Raw records

_ _ _ _ _

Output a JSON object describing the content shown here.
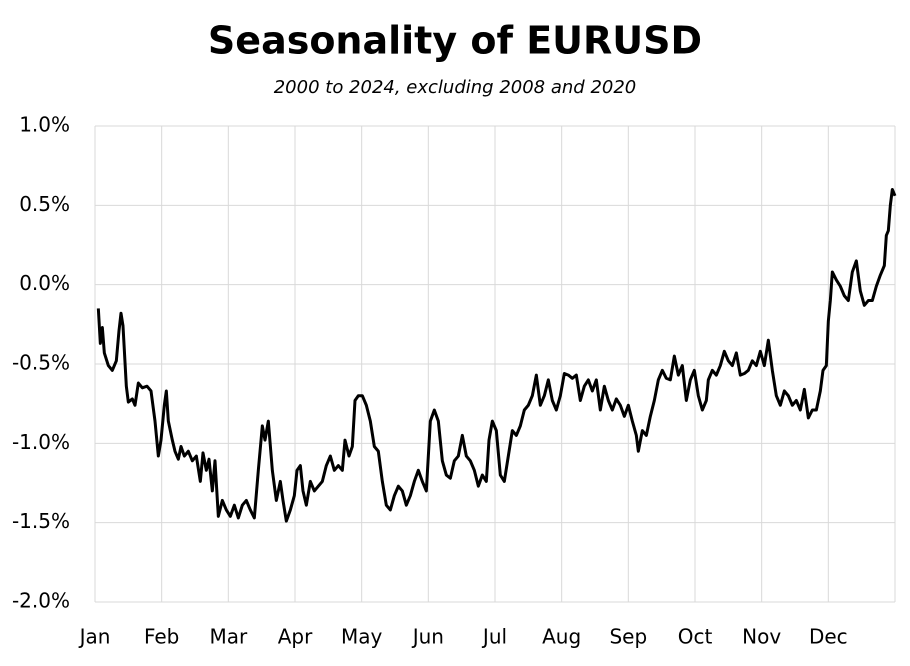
{
  "chart_data": {
    "type": "line",
    "title": "Seasonality of EURUSD",
    "subtitle": "2000 to 2024, excluding 2008 and 2020",
    "xlim": [
      0,
      12
    ],
    "xticks": [
      {
        "value": 0,
        "label": "Jan"
      },
      {
        "value": 1,
        "label": "Feb"
      },
      {
        "value": 2,
        "label": "Mar"
      },
      {
        "value": 3,
        "label": "Apr"
      },
      {
        "value": 4,
        "label": "May"
      },
      {
        "value": 5,
        "label": "Jun"
      },
      {
        "value": 6,
        "label": "Jul"
      },
      {
        "value": 7,
        "label": "Aug"
      },
      {
        "value": 8,
        "label": "Sep"
      },
      {
        "value": 9,
        "label": "Oct"
      },
      {
        "value": 10,
        "label": "Nov"
      },
      {
        "value": 11,
        "label": "Dec"
      }
    ],
    "ylim": [
      -2,
      1
    ],
    "yticks": [
      {
        "value": -2,
        "label": "-2.0%"
      },
      {
        "value": -1.5,
        "label": "-1.5%"
      },
      {
        "value": -1,
        "label": "-1.0%"
      },
      {
        "value": -0.5,
        "label": "-0.5%"
      },
      {
        "value": 0,
        "label": "0.0%"
      },
      {
        "value": 0.5,
        "label": "0.5%"
      },
      {
        "value": 1,
        "label": "1.0%"
      }
    ],
    "grid": true,
    "color": "#000000",
    "x": [
      0.05,
      0.08,
      0.11,
      0.14,
      0.2,
      0.26,
      0.32,
      0.36,
      0.39,
      0.42,
      0.47,
      0.5,
      0.56,
      0.6,
      0.65,
      0.71,
      0.78,
      0.84,
      0.9,
      0.95,
      0.99,
      1.04,
      1.07,
      1.1,
      1.16,
      1.2,
      1.25,
      1.29,
      1.34,
      1.4,
      1.46,
      1.52,
      1.58,
      1.62,
      1.67,
      1.71,
      1.76,
      1.8,
      1.85,
      1.91,
      1.97,
      2.03,
      2.09,
      2.15,
      2.21,
      2.27,
      2.33,
      2.39,
      2.45,
      2.51,
      2.55,
      2.6,
      2.66,
      2.72,
      2.78,
      2.82,
      2.87,
      2.93,
      2.99,
      3.03,
      3.08,
      3.12,
      3.17,
      3.23,
      3.29,
      3.35,
      3.41,
      3.47,
      3.53,
      3.59,
      3.65,
      3.71,
      3.75,
      3.81,
      3.86,
      3.9,
      3.95,
      4.01,
      4.07,
      4.13,
      4.19,
      4.25,
      4.31,
      4.37,
      4.43,
      4.49,
      4.55,
      4.61,
      4.67,
      4.73,
      4.79,
      4.85,
      4.91,
      4.97,
      5.03,
      5.09,
      5.15,
      5.21,
      5.27,
      5.33,
      5.39,
      5.45,
      5.51,
      5.57,
      5.63,
      5.69,
      5.75,
      5.81,
      5.87,
      5.91,
      5.96,
      6.02,
      6.08,
      6.14,
      6.2,
      6.26,
      6.32,
      6.38,
      6.44,
      6.5,
      6.56,
      6.62,
      6.68,
      6.74,
      6.8,
      6.86,
      6.92,
      6.98,
      7.04,
      7.1,
      7.16,
      7.22,
      7.28,
      7.34,
      7.4,
      7.46,
      7.52,
      7.58,
      7.64,
      7.7,
      7.76,
      7.82,
      7.88,
      7.94,
      8.0,
      8.06,
      8.12,
      8.15,
      8.21,
      8.27,
      8.33,
      8.39,
      8.45,
      8.51,
      8.57,
      8.63,
      8.69,
      8.75,
      8.81,
      8.87,
      8.93,
      8.99,
      9.05,
      9.11,
      9.17,
      9.2,
      9.26,
      9.32,
      9.38,
      9.44,
      9.5,
      9.56,
      9.62,
      9.68,
      9.74,
      9.8,
      9.86,
      9.92,
      9.98,
      10.04,
      10.1,
      10.16,
      10.22,
      10.28,
      10.34,
      10.4,
      10.46,
      10.52,
      10.58,
      10.64,
      10.7,
      10.76,
      10.82,
      10.88,
      10.92,
      10.97,
      11.0,
      11.03,
      11.06,
      11.12,
      11.18,
      11.24,
      11.3,
      11.36,
      11.42,
      11.48,
      11.54,
      11.6,
      11.66,
      11.72,
      11.78,
      11.84,
      11.87,
      11.9,
      11.93,
      11.96,
      12.0
    ],
    "values": [
      -0.15,
      -0.37,
      -0.27,
      -0.43,
      -0.51,
      -0.54,
      -0.48,
      -0.29,
      -0.18,
      -0.26,
      -0.64,
      -0.74,
      -0.72,
      -0.76,
      -0.62,
      -0.65,
      -0.64,
      -0.67,
      -0.86,
      -1.08,
      -0.98,
      -0.76,
      -0.67,
      -0.86,
      -0.98,
      -1.05,
      -1.1,
      -1.02,
      -1.08,
      -1.05,
      -1.11,
      -1.08,
      -1.24,
      -1.06,
      -1.17,
      -1.1,
      -1.3,
      -1.11,
      -1.46,
      -1.36,
      -1.42,
      -1.46,
      -1.39,
      -1.47,
      -1.39,
      -1.36,
      -1.42,
      -1.47,
      -1.17,
      -0.89,
      -0.98,
      -0.86,
      -1.17,
      -1.36,
      -1.24,
      -1.36,
      -1.49,
      -1.42,
      -1.33,
      -1.17,
      -1.14,
      -1.3,
      -1.39,
      -1.24,
      -1.3,
      -1.27,
      -1.24,
      -1.14,
      -1.08,
      -1.17,
      -1.14,
      -1.17,
      -0.98,
      -1.08,
      -1.02,
      -0.73,
      -0.7,
      -0.7,
      -0.76,
      -0.86,
      -1.02,
      -1.05,
      -1.24,
      -1.39,
      -1.42,
      -1.33,
      -1.27,
      -1.3,
      -1.39,
      -1.33,
      -1.24,
      -1.17,
      -1.24,
      -1.3,
      -0.86,
      -0.79,
      -0.86,
      -1.11,
      -1.2,
      -1.22,
      -1.11,
      -1.08,
      -0.95,
      -1.08,
      -1.11,
      -1.17,
      -1.27,
      -1.2,
      -1.24,
      -0.98,
      -0.86,
      -0.92,
      -1.2,
      -1.24,
      -1.08,
      -0.92,
      -0.95,
      -0.89,
      -0.79,
      -0.76,
      -0.7,
      -0.57,
      -0.76,
      -0.7,
      -0.6,
      -0.73,
      -0.79,
      -0.7,
      -0.56,
      -0.57,
      -0.59,
      -0.57,
      -0.73,
      -0.64,
      -0.6,
      -0.67,
      -0.6,
      -0.79,
      -0.64,
      -0.73,
      -0.79,
      -0.72,
      -0.76,
      -0.83,
      -0.76,
      -0.86,
      -0.95,
      -1.05,
      -0.92,
      -0.95,
      -0.83,
      -0.73,
      -0.6,
      -0.54,
      -0.59,
      -0.6,
      -0.45,
      -0.57,
      -0.51,
      -0.73,
      -0.6,
      -0.54,
      -0.7,
      -0.79,
      -0.73,
      -0.6,
      -0.54,
      -0.57,
      -0.51,
      -0.42,
      -0.48,
      -0.51,
      -0.43,
      -0.57,
      -0.56,
      -0.54,
      -0.48,
      -0.51,
      -0.42,
      -0.51,
      -0.35,
      -0.54,
      -0.7,
      -0.76,
      -0.67,
      -0.7,
      -0.76,
      -0.73,
      -0.79,
      -0.66,
      -0.84,
      -0.79,
      -0.79,
      -0.67,
      -0.54,
      -0.51,
      -0.23,
      -0.1,
      0.08,
      0.03,
      -0.01,
      -0.07,
      -0.1,
      0.08,
      0.15,
      -0.04,
      -0.13,
      -0.1,
      -0.1,
      -0.01,
      0.06,
      0.12,
      0.31,
      0.34,
      0.5,
      0.6,
      0.56
    ]
  }
}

_ _ _ _ _

Copy out all of the data word for word. Do not carry over any picture.

Output a JSON object describing the content shown here.
{
  "chart_data": {
    "type": "line",
    "title": "Seasonality of EURUSD",
    "subtitle": "2000 to 2024, excluding 2008 and 2020",
    "xlim": [
      0,
      12
    ],
    "xticks": [
      {
        "value": 0,
        "label": "Jan"
      },
      {
        "value": 1,
        "label": "Feb"
      },
      {
        "value": 2,
        "label": "Mar"
      },
      {
        "value": 3,
        "label": "Apr"
      },
      {
        "value": 4,
        "label": "May"
      },
      {
        "value": 5,
        "label": "Jun"
      },
      {
        "value": 6,
        "label": "Jul"
      },
      {
        "value": 7,
        "label": "Aug"
      },
      {
        "value": 8,
        "label": "Sep"
      },
      {
        "value": 9,
        "label": "Oct"
      },
      {
        "value": 10,
        "label": "Nov"
      },
      {
        "value": 11,
        "label": "Dec"
      }
    ],
    "ylim": [
      -2,
      1
    ],
    "yticks": [
      {
        "value": -2,
        "label": "-2.0%"
      },
      {
        "value": -1.5,
        "label": "-1.5%"
      },
      {
        "value": -1,
        "label": "-1.0%"
      },
      {
        "value": -0.5,
        "label": "-0.5%"
      },
      {
        "value": 0,
        "label": "0.0%"
      },
      {
        "value": 0.5,
        "label": "0.5%"
      },
      {
        "value": 1,
        "label": "1.0%"
      }
    ],
    "grid": true,
    "color": "#000000",
    "x": [
      0.05,
      0.08,
      0.11,
      0.14,
      0.2,
      0.26,
      0.32,
      0.36,
      0.39,
      0.42,
      0.47,
      0.5,
      0.56,
      0.6,
      0.65,
      0.71,
      0.78,
      0.84,
      0.9,
      0.95,
      0.99,
      1.04,
      1.07,
      1.1,
      1.16,
      1.2,
      1.25,
      1.29,
      1.34,
      1.4,
      1.46,
      1.52,
      1.58,
      1.62,
      1.67,
      1.71,
      1.76,
      1.8,
      1.85,
      1.91,
      1.97,
      2.03,
      2.09,
      2.15,
      2.21,
      2.27,
      2.33,
      2.39,
      2.45,
      2.51,
      2.55,
      2.6,
      2.66,
      2.72,
      2.78,
      2.82,
      2.87,
      2.93,
      2.99,
      3.03,
      3.08,
      3.12,
      3.17,
      3.23,
      3.29,
      3.35,
      3.41,
      3.47,
      3.53,
      3.59,
      3.65,
      3.71,
      3.75,
      3.81,
      3.86,
      3.9,
      3.95,
      4.01,
      4.07,
      4.13,
      4.19,
      4.25,
      4.31,
      4.37,
      4.43,
      4.49,
      4.55,
      4.61,
      4.67,
      4.73,
      4.79,
      4.85,
      4.91,
      4.97,
      5.03,
      5.09,
      5.15,
      5.21,
      5.27,
      5.33,
      5.39,
      5.45,
      5.51,
      5.57,
      5.63,
      5.69,
      5.75,
      5.81,
      5.87,
      5.91,
      5.96,
      6.02,
      6.08,
      6.14,
      6.2,
      6.26,
      6.32,
      6.38,
      6.44,
      6.5,
      6.56,
      6.62,
      6.68,
      6.74,
      6.8,
      6.86,
      6.92,
      6.98,
      7.04,
      7.1,
      7.16,
      7.22,
      7.28,
      7.34,
      7.4,
      7.46,
      7.52,
      7.58,
      7.64,
      7.7,
      7.76,
      7.82,
      7.88,
      7.94,
      8.0,
      8.06,
      8.12,
      8.15,
      8.21,
      8.27,
      8.33,
      8.39,
      8.45,
      8.51,
      8.57,
      8.63,
      8.69,
      8.75,
      8.81,
      8.87,
      8.93,
      8.99,
      9.05,
      9.11,
      9.17,
      9.2,
      9.26,
      9.32,
      9.38,
      9.44,
      9.5,
      9.56,
      9.62,
      9.68,
      9.74,
      9.8,
      9.86,
      9.92,
      9.98,
      10.04,
      10.1,
      10.16,
      10.22,
      10.28,
      10.34,
      10.4,
      10.46,
      10.52,
      10.58,
      10.64,
      10.7,
      10.76,
      10.82,
      10.88,
      10.92,
      10.97,
      11.0,
      11.03,
      11.06,
      11.12,
      11.18,
      11.24,
      11.3,
      11.36,
      11.42,
      11.48,
      11.54,
      11.6,
      11.66,
      11.72,
      11.78,
      11.84,
      11.87,
      11.9,
      11.93,
      11.96,
      12.0
    ],
    "values": [
      -0.15,
      -0.37,
      -0.27,
      -0.43,
      -0.51,
      -0.54,
      -0.48,
      -0.29,
      -0.18,
      -0.26,
      -0.64,
      -0.74,
      -0.72,
      -0.76,
      -0.62,
      -0.65,
      -0.64,
      -0.67,
      -0.86,
      -1.08,
      -0.98,
      -0.76,
      -0.67,
      -0.86,
      -0.98,
      -1.05,
      -1.1,
      -1.02,
      -1.08,
      -1.05,
      -1.11,
      -1.08,
      -1.24,
      -1.06,
      -1.17,
      -1.1,
      -1.3,
      -1.11,
      -1.46,
      -1.36,
      -1.42,
      -1.46,
      -1.39,
      -1.47,
      -1.39,
      -1.36,
      -1.42,
      -1.47,
      -1.17,
      -0.89,
      -0.98,
      -0.86,
      -1.17,
      -1.36,
      -1.24,
      -1.36,
      -1.49,
      -1.42,
      -1.33,
      -1.17,
      -1.14,
      -1.3,
      -1.39,
      -1.24,
      -1.3,
      -1.27,
      -1.24,
      -1.14,
      -1.08,
      -1.17,
      -1.14,
      -1.17,
      -0.98,
      -1.08,
      -1.02,
      -0.73,
      -0.7,
      -0.7,
      -0.76,
      -0.86,
      -1.02,
      -1.05,
      -1.24,
      -1.39,
      -1.42,
      -1.33,
      -1.27,
      -1.3,
      -1.39,
      -1.33,
      -1.24,
      -1.17,
      -1.24,
      -1.3,
      -0.86,
      -0.79,
      -0.86,
      -1.11,
      -1.2,
      -1.22,
      -1.11,
      -1.08,
      -0.95,
      -1.08,
      -1.11,
      -1.17,
      -1.27,
      -1.2,
      -1.24,
      -0.98,
      -0.86,
      -0.92,
      -1.2,
      -1.24,
      -1.08,
      -0.92,
      -0.95,
      -0.89,
      -0.79,
      -0.76,
      -0.7,
      -0.57,
      -0.76,
      -0.7,
      -0.6,
      -0.73,
      -0.79,
      -0.7,
      -0.56,
      -0.57,
      -0.59,
      -0.57,
      -0.73,
      -0.64,
      -0.6,
      -0.67,
      -0.6,
      -0.79,
      -0.64,
      -0.73,
      -0.79,
      -0.72,
      -0.76,
      -0.83,
      -0.76,
      -0.86,
      -0.95,
      -1.05,
      -0.92,
      -0.95,
      -0.83,
      -0.73,
      -0.6,
      -0.54,
      -0.59,
      -0.6,
      -0.45,
      -0.57,
      -0.51,
      -0.73,
      -0.6,
      -0.54,
      -0.7,
      -0.79,
      -0.73,
      -0.6,
      -0.54,
      -0.57,
      -0.51,
      -0.42,
      -0.48,
      -0.51,
      -0.43,
      -0.57,
      -0.56,
      -0.54,
      -0.48,
      -0.51,
      -0.42,
      -0.51,
      -0.35,
      -0.54,
      -0.7,
      -0.76,
      -0.67,
      -0.7,
      -0.76,
      -0.73,
      -0.79,
      -0.66,
      -0.84,
      -0.79,
      -0.79,
      -0.67,
      -0.54,
      -0.51,
      -0.23,
      -0.1,
      0.08,
      0.03,
      -0.01,
      -0.07,
      -0.1,
      0.08,
      0.15,
      -0.04,
      -0.13,
      -0.1,
      -0.1,
      -0.01,
      0.06,
      0.12,
      0.31,
      0.34,
      0.5,
      0.6,
      0.56
    ]
  }
}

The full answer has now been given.